## WHAT YOU ARE ASKED TO DO
Each entry below should be written out exactly as it is, with no pictures.
────────────────
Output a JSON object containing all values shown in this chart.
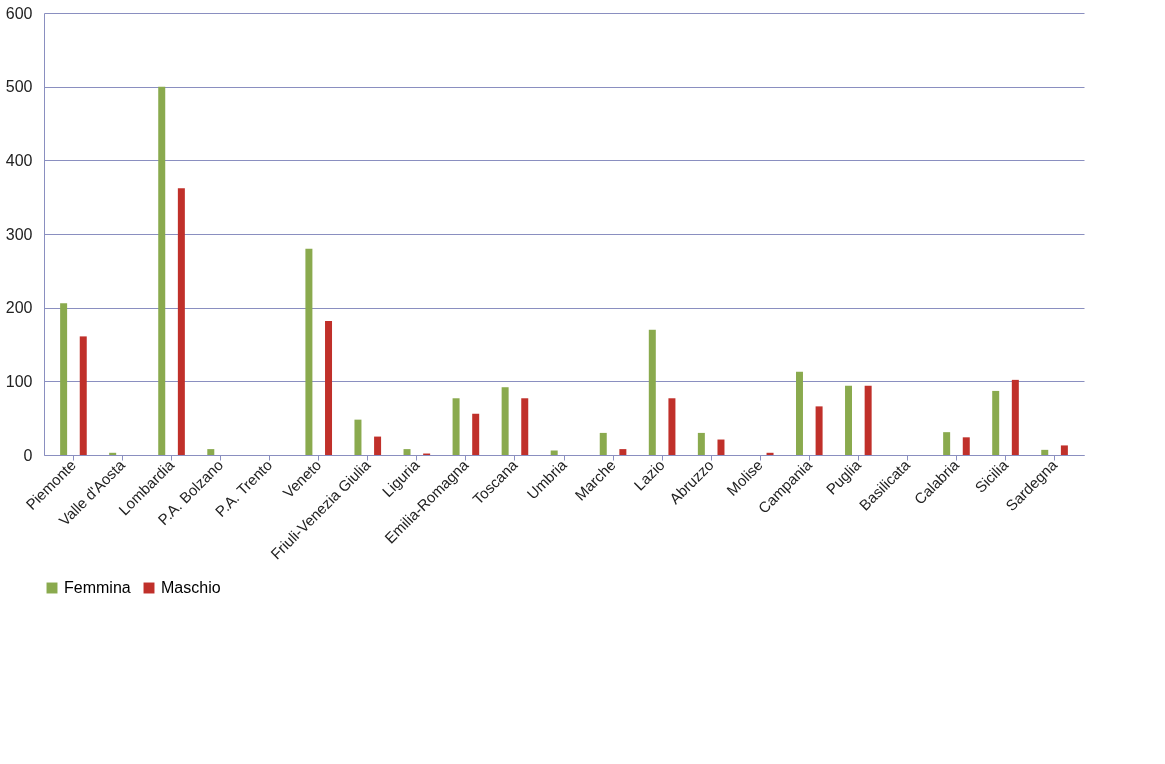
{
  "chart_data": {
    "type": "bar",
    "categories": [
      "Piemonte",
      "Valle d'Aosta",
      "Lombardia",
      "P.A. Bolzano",
      "P.A. Trento",
      "Veneto",
      "Friuli-Venezia Giulia",
      "Liguria",
      "Emilia-Romagna",
      "Toscana",
      "Umbria",
      "Marche",
      "Lazio",
      "Abruzzo",
      "Molise",
      "Campania",
      "Puglia",
      "Basilicata",
      "Calabria",
      "Sicilia",
      "Sardegna"
    ],
    "series": [
      {
        "name": "Femmina",
        "color": "#8aaa4e",
        "values": [
          206,
          3,
          500,
          8,
          0,
          280,
          48,
          8,
          77,
          92,
          6,
          30,
          170,
          30,
          0,
          113,
          94,
          0,
          31,
          87,
          7
        ]
      },
      {
        "name": "Maschio",
        "color": "#c0302a",
        "values": [
          161,
          0,
          362,
          0,
          0,
          182,
          25,
          2,
          56,
          77,
          0,
          8,
          77,
          21,
          3,
          66,
          94,
          0,
          24,
          102,
          13
        ]
      }
    ],
    "ylim": [
      0,
      600
    ],
    "yticks": [
      0,
      100,
      200,
      300,
      400,
      500,
      600
    ],
    "grid": "y",
    "legend": "bottom"
  }
}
────────────────
## ANSWER TO THE TASK
Output a JSON object containing all values shown in this chart.
{
  "chart_data": {
    "type": "bar",
    "categories": [
      "Piemonte",
      "Valle d'Aosta",
      "Lombardia",
      "P.A. Bolzano",
      "P.A. Trento",
      "Veneto",
      "Friuli-Venezia Giulia",
      "Liguria",
      "Emilia-Romagna",
      "Toscana",
      "Umbria",
      "Marche",
      "Lazio",
      "Abruzzo",
      "Molise",
      "Campania",
      "Puglia",
      "Basilicata",
      "Calabria",
      "Sicilia",
      "Sardegna"
    ],
    "series": [
      {
        "name": "Femmina",
        "color": "#8aaa4e",
        "values": [
          206,
          3,
          500,
          8,
          0,
          280,
          48,
          8,
          77,
          92,
          6,
          30,
          170,
          30,
          0,
          113,
          94,
          0,
          31,
          87,
          7
        ]
      },
      {
        "name": "Maschio",
        "color": "#c0302a",
        "values": [
          161,
          0,
          362,
          0,
          0,
          182,
          25,
          2,
          56,
          77,
          0,
          8,
          77,
          21,
          3,
          66,
          94,
          0,
          24,
          102,
          13
        ]
      }
    ],
    "ylim": [
      0,
      600
    ],
    "yticks": [
      0,
      100,
      200,
      300,
      400,
      500,
      600
    ],
    "grid": "y",
    "legend": "bottom"
  }
}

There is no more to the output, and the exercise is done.